__RAW RECORDS__:
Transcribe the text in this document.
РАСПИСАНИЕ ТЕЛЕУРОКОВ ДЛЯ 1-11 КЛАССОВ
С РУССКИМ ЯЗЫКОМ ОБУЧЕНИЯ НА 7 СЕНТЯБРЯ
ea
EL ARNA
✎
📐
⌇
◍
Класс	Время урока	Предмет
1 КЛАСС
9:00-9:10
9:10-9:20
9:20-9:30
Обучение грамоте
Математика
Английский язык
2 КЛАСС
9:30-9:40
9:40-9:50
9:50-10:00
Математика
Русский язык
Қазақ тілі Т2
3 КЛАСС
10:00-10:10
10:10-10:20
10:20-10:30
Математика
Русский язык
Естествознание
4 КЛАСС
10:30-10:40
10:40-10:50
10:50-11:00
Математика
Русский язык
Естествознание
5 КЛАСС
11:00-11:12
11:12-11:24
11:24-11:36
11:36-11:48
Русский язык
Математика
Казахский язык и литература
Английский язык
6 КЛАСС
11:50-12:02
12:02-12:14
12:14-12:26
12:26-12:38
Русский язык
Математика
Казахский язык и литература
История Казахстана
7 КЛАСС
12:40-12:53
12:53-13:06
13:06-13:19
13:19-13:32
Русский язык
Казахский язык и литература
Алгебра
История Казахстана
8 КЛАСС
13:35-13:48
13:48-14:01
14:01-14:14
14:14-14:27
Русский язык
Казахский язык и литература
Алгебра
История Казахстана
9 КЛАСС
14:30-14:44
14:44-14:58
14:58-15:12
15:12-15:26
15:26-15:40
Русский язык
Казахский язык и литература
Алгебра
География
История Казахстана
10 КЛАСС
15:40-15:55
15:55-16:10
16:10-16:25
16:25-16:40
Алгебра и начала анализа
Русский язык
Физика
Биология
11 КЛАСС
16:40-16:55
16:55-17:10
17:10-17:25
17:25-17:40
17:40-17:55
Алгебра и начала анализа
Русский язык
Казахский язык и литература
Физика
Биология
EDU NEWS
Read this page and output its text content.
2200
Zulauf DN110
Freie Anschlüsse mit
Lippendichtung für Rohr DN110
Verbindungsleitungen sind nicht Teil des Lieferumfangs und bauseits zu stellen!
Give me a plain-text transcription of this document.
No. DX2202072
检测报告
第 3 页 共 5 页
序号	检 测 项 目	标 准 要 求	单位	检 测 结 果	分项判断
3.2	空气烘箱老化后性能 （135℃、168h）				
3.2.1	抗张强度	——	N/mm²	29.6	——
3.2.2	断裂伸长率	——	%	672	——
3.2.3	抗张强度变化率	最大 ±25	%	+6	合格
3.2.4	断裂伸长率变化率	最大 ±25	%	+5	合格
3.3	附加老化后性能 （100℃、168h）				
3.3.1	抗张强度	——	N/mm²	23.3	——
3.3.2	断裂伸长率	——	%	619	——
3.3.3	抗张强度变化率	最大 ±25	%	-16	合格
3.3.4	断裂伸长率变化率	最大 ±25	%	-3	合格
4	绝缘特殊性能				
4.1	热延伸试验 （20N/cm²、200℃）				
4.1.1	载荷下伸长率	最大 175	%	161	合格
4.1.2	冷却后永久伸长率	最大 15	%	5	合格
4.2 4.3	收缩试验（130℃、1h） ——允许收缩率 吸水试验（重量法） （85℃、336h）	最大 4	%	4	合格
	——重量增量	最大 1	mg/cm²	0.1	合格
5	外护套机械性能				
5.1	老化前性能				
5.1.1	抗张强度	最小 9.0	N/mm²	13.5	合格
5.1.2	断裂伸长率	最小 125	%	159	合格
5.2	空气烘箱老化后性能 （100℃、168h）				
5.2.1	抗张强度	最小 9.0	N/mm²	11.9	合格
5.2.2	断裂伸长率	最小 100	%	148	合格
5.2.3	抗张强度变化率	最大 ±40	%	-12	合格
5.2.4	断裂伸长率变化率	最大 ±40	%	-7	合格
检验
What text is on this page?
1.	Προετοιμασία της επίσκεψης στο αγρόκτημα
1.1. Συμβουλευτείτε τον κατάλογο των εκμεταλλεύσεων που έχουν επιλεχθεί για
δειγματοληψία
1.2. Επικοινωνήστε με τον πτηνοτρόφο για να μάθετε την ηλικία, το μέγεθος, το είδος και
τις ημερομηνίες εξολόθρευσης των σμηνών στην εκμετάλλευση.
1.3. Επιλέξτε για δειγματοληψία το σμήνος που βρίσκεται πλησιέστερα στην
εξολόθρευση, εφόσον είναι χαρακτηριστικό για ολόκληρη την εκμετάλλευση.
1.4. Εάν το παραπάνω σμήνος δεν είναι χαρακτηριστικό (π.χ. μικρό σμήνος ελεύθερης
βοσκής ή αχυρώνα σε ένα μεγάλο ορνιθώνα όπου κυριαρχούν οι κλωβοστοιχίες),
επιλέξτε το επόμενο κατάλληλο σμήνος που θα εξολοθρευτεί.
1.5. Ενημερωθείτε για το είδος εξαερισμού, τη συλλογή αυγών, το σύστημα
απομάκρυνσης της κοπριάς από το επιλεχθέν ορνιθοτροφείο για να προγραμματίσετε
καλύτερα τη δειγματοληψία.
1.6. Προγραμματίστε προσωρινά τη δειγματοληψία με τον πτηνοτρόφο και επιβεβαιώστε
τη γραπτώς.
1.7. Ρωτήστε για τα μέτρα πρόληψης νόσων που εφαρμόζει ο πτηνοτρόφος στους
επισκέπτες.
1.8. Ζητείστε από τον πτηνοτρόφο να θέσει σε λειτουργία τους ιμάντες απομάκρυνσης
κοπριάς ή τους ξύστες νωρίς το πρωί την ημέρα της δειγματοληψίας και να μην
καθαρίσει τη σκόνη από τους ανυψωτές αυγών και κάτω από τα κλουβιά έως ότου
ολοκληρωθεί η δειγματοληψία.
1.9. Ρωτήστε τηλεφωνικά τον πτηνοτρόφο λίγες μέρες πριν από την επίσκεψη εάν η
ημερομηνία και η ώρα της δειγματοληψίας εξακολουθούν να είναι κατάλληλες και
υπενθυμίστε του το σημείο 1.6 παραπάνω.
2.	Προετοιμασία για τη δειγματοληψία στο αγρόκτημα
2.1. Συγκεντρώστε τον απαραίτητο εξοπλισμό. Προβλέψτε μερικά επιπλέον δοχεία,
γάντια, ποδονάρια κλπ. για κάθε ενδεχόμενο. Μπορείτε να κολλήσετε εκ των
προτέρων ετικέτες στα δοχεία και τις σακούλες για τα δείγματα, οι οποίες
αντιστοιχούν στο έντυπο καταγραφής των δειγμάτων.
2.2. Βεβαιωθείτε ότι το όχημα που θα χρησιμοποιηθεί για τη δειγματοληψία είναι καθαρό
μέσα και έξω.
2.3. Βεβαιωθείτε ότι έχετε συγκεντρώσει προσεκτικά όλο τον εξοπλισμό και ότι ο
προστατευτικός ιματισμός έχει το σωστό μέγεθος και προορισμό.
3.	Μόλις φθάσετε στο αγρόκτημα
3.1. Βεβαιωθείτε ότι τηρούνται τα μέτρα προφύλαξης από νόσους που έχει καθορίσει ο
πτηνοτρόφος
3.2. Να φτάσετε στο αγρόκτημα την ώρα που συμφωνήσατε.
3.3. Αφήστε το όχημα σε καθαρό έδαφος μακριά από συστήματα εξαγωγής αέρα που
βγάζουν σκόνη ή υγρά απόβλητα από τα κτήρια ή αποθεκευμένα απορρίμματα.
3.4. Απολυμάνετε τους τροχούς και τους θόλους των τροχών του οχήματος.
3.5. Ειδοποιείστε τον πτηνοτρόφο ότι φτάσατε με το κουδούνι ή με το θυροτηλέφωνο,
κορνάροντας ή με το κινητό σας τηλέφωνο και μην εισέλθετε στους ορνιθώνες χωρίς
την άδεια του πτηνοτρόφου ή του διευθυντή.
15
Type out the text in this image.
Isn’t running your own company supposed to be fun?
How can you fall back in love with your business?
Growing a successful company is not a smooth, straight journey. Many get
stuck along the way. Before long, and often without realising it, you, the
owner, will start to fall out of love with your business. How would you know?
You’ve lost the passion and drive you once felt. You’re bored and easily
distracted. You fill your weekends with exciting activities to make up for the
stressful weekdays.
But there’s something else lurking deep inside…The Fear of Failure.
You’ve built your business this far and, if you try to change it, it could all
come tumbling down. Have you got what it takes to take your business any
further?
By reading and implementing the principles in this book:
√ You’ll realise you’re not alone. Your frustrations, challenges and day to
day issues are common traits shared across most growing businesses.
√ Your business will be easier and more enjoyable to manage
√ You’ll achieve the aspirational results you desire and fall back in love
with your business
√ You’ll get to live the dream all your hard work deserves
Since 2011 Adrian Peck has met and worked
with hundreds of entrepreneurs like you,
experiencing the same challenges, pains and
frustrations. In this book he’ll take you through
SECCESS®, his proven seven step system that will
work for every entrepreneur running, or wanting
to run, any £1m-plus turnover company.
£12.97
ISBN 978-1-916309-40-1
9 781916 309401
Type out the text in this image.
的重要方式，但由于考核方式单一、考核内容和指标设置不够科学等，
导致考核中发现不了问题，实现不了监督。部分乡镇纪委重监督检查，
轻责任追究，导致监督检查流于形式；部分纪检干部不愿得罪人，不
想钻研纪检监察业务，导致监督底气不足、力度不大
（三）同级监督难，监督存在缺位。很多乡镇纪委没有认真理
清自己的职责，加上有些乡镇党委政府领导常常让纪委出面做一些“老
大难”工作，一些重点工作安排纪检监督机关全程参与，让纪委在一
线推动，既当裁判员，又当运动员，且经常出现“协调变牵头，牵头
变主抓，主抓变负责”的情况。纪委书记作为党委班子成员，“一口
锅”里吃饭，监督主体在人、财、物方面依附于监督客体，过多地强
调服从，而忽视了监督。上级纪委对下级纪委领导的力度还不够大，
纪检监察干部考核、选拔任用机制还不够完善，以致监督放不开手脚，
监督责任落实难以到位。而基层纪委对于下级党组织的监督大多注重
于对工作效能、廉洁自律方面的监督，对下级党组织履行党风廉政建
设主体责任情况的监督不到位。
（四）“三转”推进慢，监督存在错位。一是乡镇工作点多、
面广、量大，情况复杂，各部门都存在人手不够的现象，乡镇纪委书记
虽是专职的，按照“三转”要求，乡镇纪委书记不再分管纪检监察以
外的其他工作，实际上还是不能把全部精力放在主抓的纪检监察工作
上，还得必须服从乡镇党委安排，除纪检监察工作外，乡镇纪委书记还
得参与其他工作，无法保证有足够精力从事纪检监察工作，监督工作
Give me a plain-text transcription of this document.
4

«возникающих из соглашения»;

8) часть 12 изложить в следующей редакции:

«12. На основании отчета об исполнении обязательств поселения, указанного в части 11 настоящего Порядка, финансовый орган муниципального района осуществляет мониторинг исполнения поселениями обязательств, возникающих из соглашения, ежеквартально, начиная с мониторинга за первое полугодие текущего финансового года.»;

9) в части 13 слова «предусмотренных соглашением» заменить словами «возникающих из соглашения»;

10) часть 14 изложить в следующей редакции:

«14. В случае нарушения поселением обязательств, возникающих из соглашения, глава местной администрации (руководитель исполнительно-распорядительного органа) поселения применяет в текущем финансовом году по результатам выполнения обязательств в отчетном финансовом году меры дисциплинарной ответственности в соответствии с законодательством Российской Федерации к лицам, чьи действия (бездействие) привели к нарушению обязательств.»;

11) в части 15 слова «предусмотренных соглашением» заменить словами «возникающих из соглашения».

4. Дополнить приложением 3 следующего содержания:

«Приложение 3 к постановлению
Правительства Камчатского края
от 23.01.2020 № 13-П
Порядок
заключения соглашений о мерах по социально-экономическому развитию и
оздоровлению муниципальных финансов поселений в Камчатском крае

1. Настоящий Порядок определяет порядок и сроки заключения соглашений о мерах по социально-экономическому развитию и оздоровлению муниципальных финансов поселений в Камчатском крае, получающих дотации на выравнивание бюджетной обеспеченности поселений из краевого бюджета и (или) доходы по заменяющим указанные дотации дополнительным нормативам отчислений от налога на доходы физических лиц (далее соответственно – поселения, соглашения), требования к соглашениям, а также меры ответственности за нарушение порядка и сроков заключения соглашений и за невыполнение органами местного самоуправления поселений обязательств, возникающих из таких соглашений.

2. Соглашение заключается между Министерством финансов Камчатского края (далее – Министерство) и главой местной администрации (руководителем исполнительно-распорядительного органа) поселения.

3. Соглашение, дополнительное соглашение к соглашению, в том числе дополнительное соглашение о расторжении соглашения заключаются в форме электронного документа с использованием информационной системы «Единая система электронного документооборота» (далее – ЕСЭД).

__GIVEN INSTRUCTION__: Take every line from the data above that holds "back" and copy it out.

__REPLY__:
How can you fall back in love with your business?
√ You’ll achieve the aspirational results you desire and fall back in love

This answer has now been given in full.